• What you need to do: Extract each line of the material that follows exactly and omit its pictures.

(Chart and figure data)
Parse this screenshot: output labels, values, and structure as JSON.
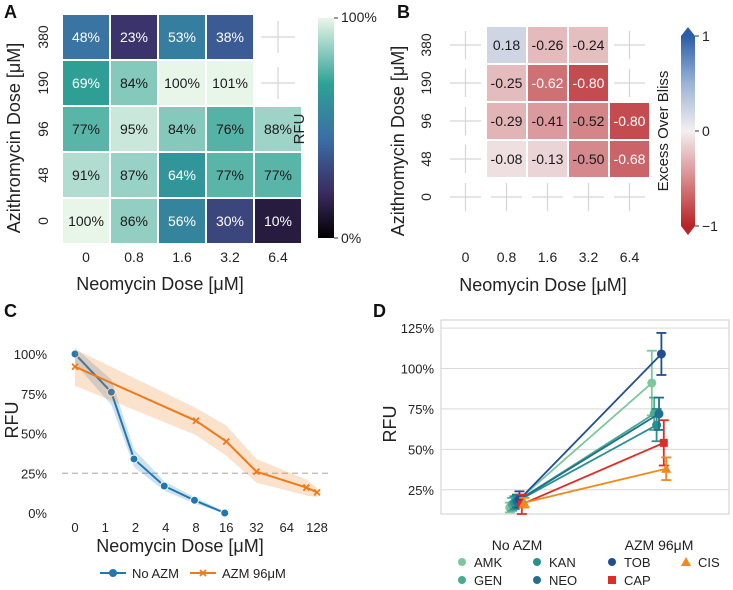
{
  "colors": {
    "panelA_low": "#26172f",
    "panelA_mid": "#2a9a91",
    "panelA_high": "#e7f5e8",
    "panelB_neg": "#b82328",
    "panelB_zero": "#f2eeef",
    "panelB_pos": "#2a5ea8",
    "no_azm": "#1f77b4",
    "azm96": "#ef7a1a",
    "grid": "#cfcfcf",
    "threshold": "#b8b8b8"
  },
  "chart_data": [
    {
      "panel": "A",
      "type": "heatmap",
      "xlabel": "Neomycin Dose [μM]",
      "ylabel": "Azithromycin Dose [μM]",
      "x_ticks": [
        "0",
        "0.8",
        "1.6",
        "3.2",
        "6.4"
      ],
      "y_ticks": [
        "380",
        "190",
        "96",
        "48",
        "0"
      ],
      "labels": [
        [
          "48%",
          "23%",
          "53%",
          "38%",
          ""
        ],
        [
          "69%",
          "84%",
          "100%",
          "101%",
          ""
        ],
        [
          "77%",
          "95%",
          "84%",
          "76%",
          "88%"
        ],
        [
          "91%",
          "87%",
          "64%",
          "77%",
          "77%"
        ],
        [
          "100%",
          "86%",
          "56%",
          "30%",
          "10%"
        ]
      ],
      "values": [
        [
          48,
          23,
          53,
          38,
          null
        ],
        [
          69,
          84,
          100,
          101,
          null
        ],
        [
          77,
          95,
          84,
          76,
          88
        ],
        [
          91,
          87,
          64,
          77,
          77
        ],
        [
          100,
          86,
          56,
          30,
          10
        ]
      ],
      "colorbar": {
        "label": "RFU",
        "min_label": "0%",
        "max_label": "100%",
        "range": [
          0,
          100
        ]
      }
    },
    {
      "panel": "B",
      "type": "heatmap",
      "xlabel": "Neomycin Dose [μM]",
      "ylabel": "Azithromycin Dose [μM]",
      "x_ticks": [
        "0",
        "0.8",
        "1.6",
        "3.2",
        "6.4"
      ],
      "y_ticks": [
        "380",
        "190",
        "96",
        "48",
        "0"
      ],
      "labels": [
        [
          "",
          "0.18",
          "-0.26",
          "-0.24",
          ""
        ],
        [
          "",
          "-0.25",
          "-0.62",
          "-0.80",
          ""
        ],
        [
          "",
          "-0.29",
          "-0.41",
          "-0.52",
          "-0.80"
        ],
        [
          "",
          "-0.08",
          "-0.13",
          "-0.50",
          "-0.68"
        ],
        [
          "",
          "",
          "",
          "",
          ""
        ]
      ],
      "values": [
        [
          null,
          0.18,
          -0.26,
          -0.24,
          null
        ],
        [
          null,
          -0.25,
          -0.62,
          -0.8,
          null
        ],
        [
          null,
          -0.29,
          -0.41,
          -0.52,
          -0.8
        ],
        [
          null,
          -0.08,
          -0.13,
          -0.5,
          -0.68
        ],
        [
          null,
          null,
          null,
          null,
          null
        ]
      ],
      "colorbar": {
        "label": "Excess Over Bliss",
        "max_label": "1",
        "mid_label": "0",
        "min_label": "−1",
        "range": [
          -1,
          1
        ]
      }
    },
    {
      "panel": "C",
      "type": "line",
      "xlabel": "Neomycin Dose [μM]",
      "ylabel": "RFU",
      "x_ticks": [
        "0",
        "1",
        "2",
        "4",
        "8",
        "16",
        "32",
        "64",
        "128"
      ],
      "y_ticks": [
        "0%",
        "25%",
        "50%",
        "75%",
        "100%"
      ],
      "ylim": [
        0,
        100
      ],
      "threshold": 25,
      "series": [
        {
          "name": "No AZM",
          "x_pos": [
            0,
            1.2,
            1.95,
            2.95,
            3.95,
            4.95
          ],
          "values": [
            100,
            76,
            34,
            17,
            8,
            0
          ],
          "lower": [
            94,
            68,
            29,
            14,
            6,
            0
          ],
          "upper": [
            104,
            84,
            40,
            20,
            10,
            1
          ]
        },
        {
          "name": "AZM 96μM",
          "x_pos": [
            0,
            4.0,
            5.0,
            6.0,
            7.65,
            8.0
          ],
          "values": [
            92,
            58,
            45,
            26,
            16,
            13
          ],
          "lower": [
            80,
            49,
            36,
            19,
            11,
            10
          ],
          "upper": [
            103,
            66,
            55,
            34,
            21,
            16
          ]
        }
      ],
      "legend": {
        "position": "bottom",
        "entries": [
          "No AZM",
          "AZM 96μM"
        ]
      }
    },
    {
      "panel": "D",
      "type": "scatter",
      "ylabel": "RFU",
      "categories": [
        "No AZM",
        "AZM 96μM"
      ],
      "y_ticks": [
        "25%",
        "50%",
        "75%",
        "100%",
        "125%"
      ],
      "ylim": [
        10,
        130
      ],
      "series": [
        {
          "name": "AMK",
          "color": "#7cc79d",
          "marker": "circle",
          "values": [
            14,
            91
          ],
          "errors": [
            3,
            20
          ]
        },
        {
          "name": "GEN",
          "color": "#4aaa8f",
          "marker": "circle",
          "values": [
            16,
            72
          ],
          "errors": [
            4,
            10
          ]
        },
        {
          "name": "KAN",
          "color": "#2a8f8f",
          "marker": "circle",
          "values": [
            17,
            65
          ],
          "errors": [
            4,
            10
          ]
        },
        {
          "name": "NEO",
          "color": "#21708f",
          "marker": "circle",
          "values": [
            18,
            72
          ],
          "errors": [
            4,
            10
          ]
        },
        {
          "name": "TOB",
          "color": "#1f4f92",
          "marker": "circle",
          "values": [
            19,
            109
          ],
          "errors": [
            5,
            13
          ]
        },
        {
          "name": "CAP",
          "color": "#e02c26",
          "marker": "square",
          "values": [
            16,
            54
          ],
          "errors": [
            6,
            14
          ]
        },
        {
          "name": "CIS",
          "color": "#f08a1a",
          "marker": "triangle",
          "values": [
            17,
            38
          ],
          "errors": [
            3,
            7
          ]
        }
      ],
      "legend": {
        "position": "bottom",
        "entries": [
          "AMK",
          "KAN",
          "TOB",
          "CIS",
          "GEN",
          "NEO",
          "CAP"
        ]
      }
    }
  ]
}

• Exercise result:
Parse this screenshot: output labels, values, and structure as JSON.
{
  "colors": {
    "panelA_low": "#26172f",
    "panelA_mid": "#2a9a91",
    "panelA_high": "#e7f5e8",
    "panelB_neg": "#b82328",
    "panelB_zero": "#f2eeef",
    "panelB_pos": "#2a5ea8",
    "no_azm": "#1f77b4",
    "azm96": "#ef7a1a",
    "grid": "#cfcfcf",
    "threshold": "#b8b8b8"
  },
  "chart_data": [
    {
      "panel": "A",
      "type": "heatmap",
      "xlabel": "Neomycin Dose [μM]",
      "ylabel": "Azithromycin Dose [μM]",
      "x_ticks": [
        "0",
        "0.8",
        "1.6",
        "3.2",
        "6.4"
      ],
      "y_ticks": [
        "380",
        "190",
        "96",
        "48",
        "0"
      ],
      "labels": [
        [
          "48%",
          "23%",
          "53%",
          "38%",
          ""
        ],
        [
          "69%",
          "84%",
          "100%",
          "101%",
          ""
        ],
        [
          "77%",
          "95%",
          "84%",
          "76%",
          "88%"
        ],
        [
          "91%",
          "87%",
          "64%",
          "77%",
          "77%"
        ],
        [
          "100%",
          "86%",
          "56%",
          "30%",
          "10%"
        ]
      ],
      "values": [
        [
          48,
          23,
          53,
          38,
          null
        ],
        [
          69,
          84,
          100,
          101,
          null
        ],
        [
          77,
          95,
          84,
          76,
          88
        ],
        [
          91,
          87,
          64,
          77,
          77
        ],
        [
          100,
          86,
          56,
          30,
          10
        ]
      ],
      "colorbar": {
        "label": "RFU",
        "min_label": "0%",
        "max_label": "100%",
        "range": [
          0,
          100
        ]
      }
    },
    {
      "panel": "B",
      "type": "heatmap",
      "xlabel": "Neomycin Dose [μM]",
      "ylabel": "Azithromycin Dose [μM]",
      "x_ticks": [
        "0",
        "0.8",
        "1.6",
        "3.2",
        "6.4"
      ],
      "y_ticks": [
        "380",
        "190",
        "96",
        "48",
        "0"
      ],
      "labels": [
        [
          "",
          "0.18",
          "-0.26",
          "-0.24",
          ""
        ],
        [
          "",
          "-0.25",
          "-0.62",
          "-0.80",
          ""
        ],
        [
          "",
          "-0.29",
          "-0.41",
          "-0.52",
          "-0.80"
        ],
        [
          "",
          "-0.08",
          "-0.13",
          "-0.50",
          "-0.68"
        ],
        [
          "",
          "",
          "",
          "",
          ""
        ]
      ],
      "values": [
        [
          null,
          0.18,
          -0.26,
          -0.24,
          null
        ],
        [
          null,
          -0.25,
          -0.62,
          -0.8,
          null
        ],
        [
          null,
          -0.29,
          -0.41,
          -0.52,
          -0.8
        ],
        [
          null,
          -0.08,
          -0.13,
          -0.5,
          -0.68
        ],
        [
          null,
          null,
          null,
          null,
          null
        ]
      ],
      "colorbar": {
        "label": "Excess Over Bliss",
        "max_label": "1",
        "mid_label": "0",
        "min_label": "−1",
        "range": [
          -1,
          1
        ]
      }
    },
    {
      "panel": "C",
      "type": "line",
      "xlabel": "Neomycin Dose [μM]",
      "ylabel": "RFU",
      "x_ticks": [
        "0",
        "1",
        "2",
        "4",
        "8",
        "16",
        "32",
        "64",
        "128"
      ],
      "y_ticks": [
        "0%",
        "25%",
        "50%",
        "75%",
        "100%"
      ],
      "ylim": [
        0,
        100
      ],
      "threshold": 25,
      "series": [
        {
          "name": "No AZM",
          "x_pos": [
            0,
            1.2,
            1.95,
            2.95,
            3.95,
            4.95
          ],
          "values": [
            100,
            76,
            34,
            17,
            8,
            0
          ],
          "lower": [
            94,
            68,
            29,
            14,
            6,
            0
          ],
          "upper": [
            104,
            84,
            40,
            20,
            10,
            1
          ]
        },
        {
          "name": "AZM 96μM",
          "x_pos": [
            0,
            4.0,
            5.0,
            6.0,
            7.65,
            8.0
          ],
          "values": [
            92,
            58,
            45,
            26,
            16,
            13
          ],
          "lower": [
            80,
            49,
            36,
            19,
            11,
            10
          ],
          "upper": [
            103,
            66,
            55,
            34,
            21,
            16
          ]
        }
      ],
      "legend": {
        "position": "bottom",
        "entries": [
          "No AZM",
          "AZM 96μM"
        ]
      }
    },
    {
      "panel": "D",
      "type": "scatter",
      "ylabel": "RFU",
      "categories": [
        "No AZM",
        "AZM 96μM"
      ],
      "y_ticks": [
        "25%",
        "50%",
        "75%",
        "100%",
        "125%"
      ],
      "ylim": [
        10,
        130
      ],
      "series": [
        {
          "name": "AMK",
          "color": "#7cc79d",
          "marker": "circle",
          "values": [
            14,
            91
          ],
          "errors": [
            3,
            20
          ]
        },
        {
          "name": "GEN",
          "color": "#4aaa8f",
          "marker": "circle",
          "values": [
            16,
            72
          ],
          "errors": [
            4,
            10
          ]
        },
        {
          "name": "KAN",
          "color": "#2a8f8f",
          "marker": "circle",
          "values": [
            17,
            65
          ],
          "errors": [
            4,
            10
          ]
        },
        {
          "name": "NEO",
          "color": "#21708f",
          "marker": "circle",
          "values": [
            18,
            72
          ],
          "errors": [
            4,
            10
          ]
        },
        {
          "name": "TOB",
          "color": "#1f4f92",
          "marker": "circle",
          "values": [
            19,
            109
          ],
          "errors": [
            5,
            13
          ]
        },
        {
          "name": "CAP",
          "color": "#e02c26",
          "marker": "square",
          "values": [
            16,
            54
          ],
          "errors": [
            6,
            14
          ]
        },
        {
          "name": "CIS",
          "color": "#f08a1a",
          "marker": "triangle",
          "values": [
            17,
            38
          ],
          "errors": [
            3,
            7
          ]
        }
      ],
      "legend": {
        "position": "bottom",
        "entries": [
          "AMK",
          "KAN",
          "TOB",
          "CIS",
          "GEN",
          "NEO",
          "CAP"
        ]
      }
    }
  ]
}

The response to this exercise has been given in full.